Retype the full set of records. Keep every character identical.

◇ ◇ ◇ ◇ ◇

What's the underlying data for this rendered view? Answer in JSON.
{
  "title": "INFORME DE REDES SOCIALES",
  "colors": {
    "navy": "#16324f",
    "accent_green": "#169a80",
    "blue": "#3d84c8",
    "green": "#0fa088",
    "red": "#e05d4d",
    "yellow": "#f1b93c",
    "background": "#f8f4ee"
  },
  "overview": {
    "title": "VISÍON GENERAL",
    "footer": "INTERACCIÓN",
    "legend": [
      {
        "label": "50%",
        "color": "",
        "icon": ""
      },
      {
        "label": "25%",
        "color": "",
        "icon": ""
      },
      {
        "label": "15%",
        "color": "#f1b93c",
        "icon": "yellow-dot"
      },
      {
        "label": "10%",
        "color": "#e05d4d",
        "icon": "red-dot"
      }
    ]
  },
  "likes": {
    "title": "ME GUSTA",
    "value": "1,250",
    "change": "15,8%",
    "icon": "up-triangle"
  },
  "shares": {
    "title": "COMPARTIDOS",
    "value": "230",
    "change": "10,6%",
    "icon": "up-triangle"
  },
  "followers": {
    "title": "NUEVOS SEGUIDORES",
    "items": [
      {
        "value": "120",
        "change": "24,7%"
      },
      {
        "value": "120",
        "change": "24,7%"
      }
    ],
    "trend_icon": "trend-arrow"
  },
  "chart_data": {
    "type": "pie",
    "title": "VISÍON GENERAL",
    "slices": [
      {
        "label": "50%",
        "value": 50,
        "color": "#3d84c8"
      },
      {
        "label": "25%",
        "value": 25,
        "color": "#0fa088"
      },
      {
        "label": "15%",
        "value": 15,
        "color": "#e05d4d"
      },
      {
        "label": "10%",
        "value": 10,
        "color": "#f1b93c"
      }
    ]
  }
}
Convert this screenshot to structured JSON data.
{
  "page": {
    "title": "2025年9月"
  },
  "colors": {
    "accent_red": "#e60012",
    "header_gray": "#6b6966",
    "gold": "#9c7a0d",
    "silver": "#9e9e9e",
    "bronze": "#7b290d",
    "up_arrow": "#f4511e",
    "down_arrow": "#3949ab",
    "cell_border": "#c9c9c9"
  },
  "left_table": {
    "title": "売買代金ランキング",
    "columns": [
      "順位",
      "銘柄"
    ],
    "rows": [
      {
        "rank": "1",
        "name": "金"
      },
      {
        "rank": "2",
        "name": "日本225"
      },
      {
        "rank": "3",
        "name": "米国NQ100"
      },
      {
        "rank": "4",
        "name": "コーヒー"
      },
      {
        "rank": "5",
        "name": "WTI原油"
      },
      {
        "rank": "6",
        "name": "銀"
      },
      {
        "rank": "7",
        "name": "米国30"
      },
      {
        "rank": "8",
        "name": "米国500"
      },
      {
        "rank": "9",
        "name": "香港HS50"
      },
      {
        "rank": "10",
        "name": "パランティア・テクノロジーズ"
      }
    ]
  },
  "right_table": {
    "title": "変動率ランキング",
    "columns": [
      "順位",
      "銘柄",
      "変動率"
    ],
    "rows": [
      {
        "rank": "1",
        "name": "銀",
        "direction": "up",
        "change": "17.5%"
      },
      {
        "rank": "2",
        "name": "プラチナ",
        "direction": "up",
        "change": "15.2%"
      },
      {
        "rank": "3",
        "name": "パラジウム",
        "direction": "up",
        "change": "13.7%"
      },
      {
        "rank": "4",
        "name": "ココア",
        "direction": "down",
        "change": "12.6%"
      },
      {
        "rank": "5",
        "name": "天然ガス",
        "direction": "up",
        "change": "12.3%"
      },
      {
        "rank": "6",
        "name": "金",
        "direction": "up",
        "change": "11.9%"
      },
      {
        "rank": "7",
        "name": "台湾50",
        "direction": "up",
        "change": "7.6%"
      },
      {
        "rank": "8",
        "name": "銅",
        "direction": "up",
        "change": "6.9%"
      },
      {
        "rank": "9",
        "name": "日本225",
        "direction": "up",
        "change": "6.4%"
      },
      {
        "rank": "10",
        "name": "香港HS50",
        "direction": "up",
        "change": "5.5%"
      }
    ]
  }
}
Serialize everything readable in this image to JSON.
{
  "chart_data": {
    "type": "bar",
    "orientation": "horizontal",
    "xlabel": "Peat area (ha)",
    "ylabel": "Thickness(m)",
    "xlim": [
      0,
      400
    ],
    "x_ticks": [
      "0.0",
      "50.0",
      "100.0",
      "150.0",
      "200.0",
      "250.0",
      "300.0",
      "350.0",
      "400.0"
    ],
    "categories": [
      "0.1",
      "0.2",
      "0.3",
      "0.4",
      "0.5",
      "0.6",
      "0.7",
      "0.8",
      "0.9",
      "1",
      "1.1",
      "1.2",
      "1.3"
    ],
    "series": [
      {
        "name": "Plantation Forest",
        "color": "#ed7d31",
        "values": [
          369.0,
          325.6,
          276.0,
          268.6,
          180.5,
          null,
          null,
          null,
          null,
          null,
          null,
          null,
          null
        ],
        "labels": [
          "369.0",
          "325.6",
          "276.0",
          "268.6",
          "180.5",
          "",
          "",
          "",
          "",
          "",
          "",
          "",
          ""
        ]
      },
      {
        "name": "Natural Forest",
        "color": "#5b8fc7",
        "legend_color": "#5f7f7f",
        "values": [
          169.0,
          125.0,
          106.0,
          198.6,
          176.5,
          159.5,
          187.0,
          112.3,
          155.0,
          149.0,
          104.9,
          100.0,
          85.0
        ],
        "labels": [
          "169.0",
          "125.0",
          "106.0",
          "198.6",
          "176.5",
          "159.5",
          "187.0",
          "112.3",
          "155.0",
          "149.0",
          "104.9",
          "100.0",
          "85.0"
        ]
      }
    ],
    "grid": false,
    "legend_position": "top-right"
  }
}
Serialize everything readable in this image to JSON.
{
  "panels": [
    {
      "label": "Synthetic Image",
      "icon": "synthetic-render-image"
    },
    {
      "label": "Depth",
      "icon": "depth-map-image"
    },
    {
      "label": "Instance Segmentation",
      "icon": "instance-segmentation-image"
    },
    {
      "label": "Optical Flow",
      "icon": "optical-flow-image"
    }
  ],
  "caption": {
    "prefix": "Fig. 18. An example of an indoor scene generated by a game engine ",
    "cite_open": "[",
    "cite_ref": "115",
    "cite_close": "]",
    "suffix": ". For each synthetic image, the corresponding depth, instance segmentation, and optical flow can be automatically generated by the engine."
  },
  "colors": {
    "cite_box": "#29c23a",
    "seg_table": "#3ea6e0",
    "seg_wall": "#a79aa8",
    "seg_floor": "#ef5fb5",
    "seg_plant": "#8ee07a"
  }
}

◇ ◇ ◇ ◇ ◇

▸ FINISHED ANSWER
What's the underlying data for this rendered view? Answer in JSON.
{
  "title": "INFORME DE REDES SOCIALES",
  "colors": {
    "navy": "#16324f",
    "accent_green": "#169a80",
    "blue": "#3d84c8",
    "green": "#0fa088",
    "red": "#e05d4d",
    "yellow": "#f1b93c",
    "background": "#f8f4ee"
  },
  "overview": {
    "title": "VISÍON GENERAL",
    "footer": "INTERACCIÓN",
    "legend": [
      {
        "label": "50%",
        "color": "",
        "icon": ""
      },
      {
        "label": "25%",
        "color": "",
        "icon": ""
      },
      {
        "label": "15%",
        "color": "#f1b93c",
        "icon": "yellow-dot"
      },
      {
        "label": "10%",
        "color": "#e05d4d",
        "icon": "red-dot"
      }
    ]
  },
  "likes": {
    "title": "ME GUSTA",
    "value": "1,250",
    "change": "15,8%",
    "icon": "up-triangle"
  },
  "shares": {
    "title": "COMPARTIDOS",
    "value": "230",
    "change": "10,6%",
    "icon": "up-triangle"
  },
  "followers": {
    "title": "NUEVOS SEGUIDORES",
    "items": [
      {
        "value": "120",
        "change": "24,7%"
      },
      {
        "value": "120",
        "change": "24,7%"
      }
    ],
    "trend_icon": "trend-arrow"
  },
  "chart_data": {
    "type": "pie",
    "title": "VISÍON GENERAL",
    "slices": [
      {
        "label": "50%",
        "value": 50,
        "color": "#3d84c8"
      },
      {
        "label": "25%",
        "value": 25,
        "color": "#0fa088"
      },
      {
        "label": "15%",
        "value": 15,
        "color": "#e05d4d"
      },
      {
        "label": "10%",
        "value": 10,
        "color": "#f1b93c"
      }
    ]
  }
}
Convert this screenshot to structured JSON data.
{
  "page": {
    "title": "2025年9月"
  },
  "colors": {
    "accent_red": "#e60012",
    "header_gray": "#6b6966",
    "gold": "#9c7a0d",
    "silver": "#9e9e9e",
    "bronze": "#7b290d",
    "up_arrow": "#f4511e",
    "down_arrow": "#3949ab",
    "cell_border": "#c9c9c9"
  },
  "left_table": {
    "title": "売買代金ランキング",
    "columns": [
      "順位",
      "銘柄"
    ],
    "rows": [
      {
        "rank": "1",
        "name": "金"
      },
      {
        "rank": "2",
        "name": "日本225"
      },
      {
        "rank": "3",
        "name": "米国NQ100"
      },
      {
        "rank": "4",
        "name": "コーヒー"
      },
      {
        "rank": "5",
        "name": "WTI原油"
      },
      {
        "rank": "6",
        "name": "銀"
      },
      {
        "rank": "7",
        "name": "米国30"
      },
      {
        "rank": "8",
        "name": "米国500"
      },
      {
        "rank": "9",
        "name": "香港HS50"
      },
      {
        "rank": "10",
        "name": "パランティア・テクノロジーズ"
      }
    ]
  },
  "right_table": {
    "title": "変動率ランキング",
    "columns": [
      "順位",
      "銘柄",
      "変動率"
    ],
    "rows": [
      {
        "rank": "1",
        "name": "銀",
        "direction": "up",
        "change": "17.5%"
      },
      {
        "rank": "2",
        "name": "プラチナ",
        "direction": "up",
        "change": "15.2%"
      },
      {
        "rank": "3",
        "name": "パラジウム",
        "direction": "up",
        "change": "13.7%"
      },
      {
        "rank": "4",
        "name": "ココア",
        "direction": "down",
        "change": "12.6%"
      },
      {
        "rank": "5",
        "name": "天然ガス",
        "direction": "up",
        "change": "12.3%"
      },
      {
        "rank": "6",
        "name": "金",
        "direction": "up",
        "change": "11.9%"
      },
      {
        "rank": "7",
        "name": "台湾50",
        "direction": "up",
        "change": "7.6%"
      },
      {
        "rank": "8",
        "name": "銅",
        "direction": "up",
        "change": "6.9%"
      },
      {
        "rank": "9",
        "name": "日本225",
        "direction": "up",
        "change": "6.4%"
      },
      {
        "rank": "10",
        "name": "香港HS50",
        "direction": "up",
        "change": "5.5%"
      }
    ]
  }
}
Serialize everything readable in this image to JSON.
{
  "chart_data": {
    "type": "bar",
    "orientation": "horizontal",
    "xlabel": "Peat area (ha)",
    "ylabel": "Thickness(m)",
    "xlim": [
      0,
      400
    ],
    "x_ticks": [
      "0.0",
      "50.0",
      "100.0",
      "150.0",
      "200.0",
      "250.0",
      "300.0",
      "350.0",
      "400.0"
    ],
    "categories": [
      "0.1",
      "0.2",
      "0.3",
      "0.4",
      "0.5",
      "0.6",
      "0.7",
      "0.8",
      "0.9",
      "1",
      "1.1",
      "1.2",
      "1.3"
    ],
    "series": [
      {
        "name": "Plantation Forest",
        "color": "#ed7d31",
        "values": [
          369.0,
          325.6,
          276.0,
          268.6,
          180.5,
          null,
          null,
          null,
          null,
          null,
          null,
          null,
          null
        ],
        "labels": [
          "369.0",
          "325.6",
          "276.0",
          "268.6",
          "180.5",
          "",
          "",
          "",
          "",
          "",
          "",
          "",
          ""
        ]
      },
      {
        "name": "Natural Forest",
        "color": "#5b8fc7",
        "legend_color": "#5f7f7f",
        "values": [
          169.0,
          125.0,
          106.0,
          198.6,
          176.5,
          159.5,
          187.0,
          112.3,
          155.0,
          149.0,
          104.9,
          100.0,
          85.0
        ],
        "labels": [
          "169.0",
          "125.0",
          "106.0",
          "198.6",
          "176.5",
          "159.5",
          "187.0",
          "112.3",
          "155.0",
          "149.0",
          "104.9",
          "100.0",
          "85.0"
        ]
      }
    ],
    "grid": false,
    "legend_position": "top-right"
  }
}
Serialize everything readable in this image to JSON.
{
  "panels": [
    {
      "label": "Synthetic Image",
      "icon": "synthetic-render-image"
    },
    {
      "label": "Depth",
      "icon": "depth-map-image"
    },
    {
      "label": "Instance Segmentation",
      "icon": "instance-segmentation-image"
    },
    {
      "label": "Optical Flow",
      "icon": "optical-flow-image"
    }
  ],
  "caption": {
    "prefix": "Fig. 18. An example of an indoor scene generated by a game engine ",
    "cite_open": "[",
    "cite_ref": "115",
    "cite_close": "]",
    "suffix": ". For each synthetic image, the corresponding depth, instance segmentation, and optical flow can be automatically generated by the engine."
  },
  "colors": {
    "cite_box": "#29c23a",
    "seg_table": "#3ea6e0",
    "seg_wall": "#a79aa8",
    "seg_floor": "#ef5fb5",
    "seg_plant": "#8ee07a"
  }
}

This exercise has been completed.